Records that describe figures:
— start —

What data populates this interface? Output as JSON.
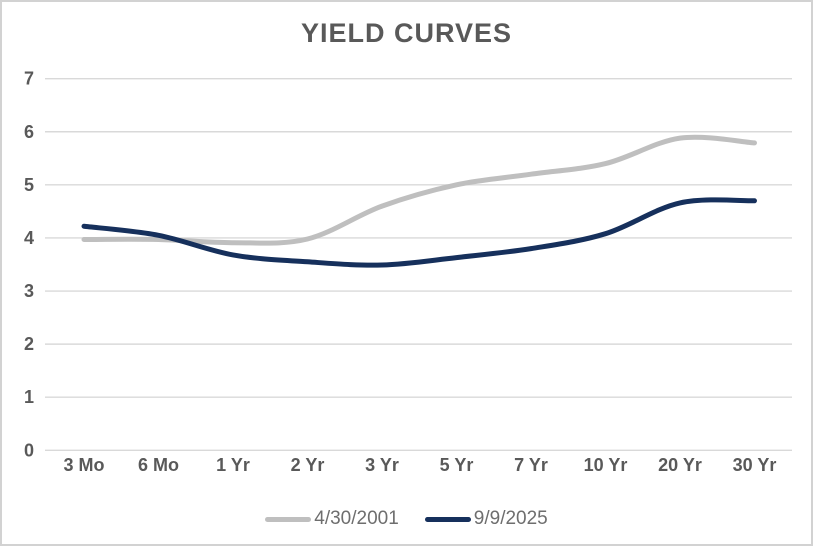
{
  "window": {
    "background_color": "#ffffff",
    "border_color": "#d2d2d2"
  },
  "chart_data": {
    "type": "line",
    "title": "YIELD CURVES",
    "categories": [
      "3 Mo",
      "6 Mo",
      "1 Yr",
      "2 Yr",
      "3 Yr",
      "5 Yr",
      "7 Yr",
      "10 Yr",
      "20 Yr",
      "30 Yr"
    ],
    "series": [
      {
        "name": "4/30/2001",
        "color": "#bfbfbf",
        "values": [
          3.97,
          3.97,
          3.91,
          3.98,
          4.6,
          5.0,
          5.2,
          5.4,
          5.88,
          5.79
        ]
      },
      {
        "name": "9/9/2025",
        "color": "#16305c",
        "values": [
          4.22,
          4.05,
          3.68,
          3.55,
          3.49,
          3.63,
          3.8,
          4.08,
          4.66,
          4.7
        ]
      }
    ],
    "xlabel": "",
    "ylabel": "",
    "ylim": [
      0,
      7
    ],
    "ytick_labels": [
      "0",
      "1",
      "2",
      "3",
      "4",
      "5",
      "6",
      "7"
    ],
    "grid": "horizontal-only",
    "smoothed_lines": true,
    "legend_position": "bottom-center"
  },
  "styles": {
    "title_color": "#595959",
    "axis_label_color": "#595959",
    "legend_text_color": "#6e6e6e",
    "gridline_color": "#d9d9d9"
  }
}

— end —

Restate each line of the records exactly; pictures do not belong in the copy.

What data populates this interface? Output as JSON.
{
  "window": {
    "background_color": "#ffffff",
    "border_color": "#d2d2d2"
  },
  "chart_data": {
    "type": "line",
    "title": "YIELD CURVES",
    "categories": [
      "3 Mo",
      "6 Mo",
      "1 Yr",
      "2 Yr",
      "3 Yr",
      "5 Yr",
      "7 Yr",
      "10 Yr",
      "20 Yr",
      "30 Yr"
    ],
    "series": [
      {
        "name": "4/30/2001",
        "color": "#bfbfbf",
        "values": [
          3.97,
          3.97,
          3.91,
          3.98,
          4.6,
          5.0,
          5.2,
          5.4,
          5.88,
          5.79
        ]
      },
      {
        "name": "9/9/2025",
        "color": "#16305c",
        "values": [
          4.22,
          4.05,
          3.68,
          3.55,
          3.49,
          3.63,
          3.8,
          4.08,
          4.66,
          4.7
        ]
      }
    ],
    "xlabel": "",
    "ylabel": "",
    "ylim": [
      0,
      7
    ],
    "ytick_labels": [
      "0",
      "1",
      "2",
      "3",
      "4",
      "5",
      "6",
      "7"
    ],
    "grid": "horizontal-only",
    "smoothed_lines": true,
    "legend_position": "bottom-center"
  },
  "styles": {
    "title_color": "#595959",
    "axis_label_color": "#595959",
    "legend_text_color": "#6e6e6e",
    "gridline_color": "#d9d9d9"
  }
}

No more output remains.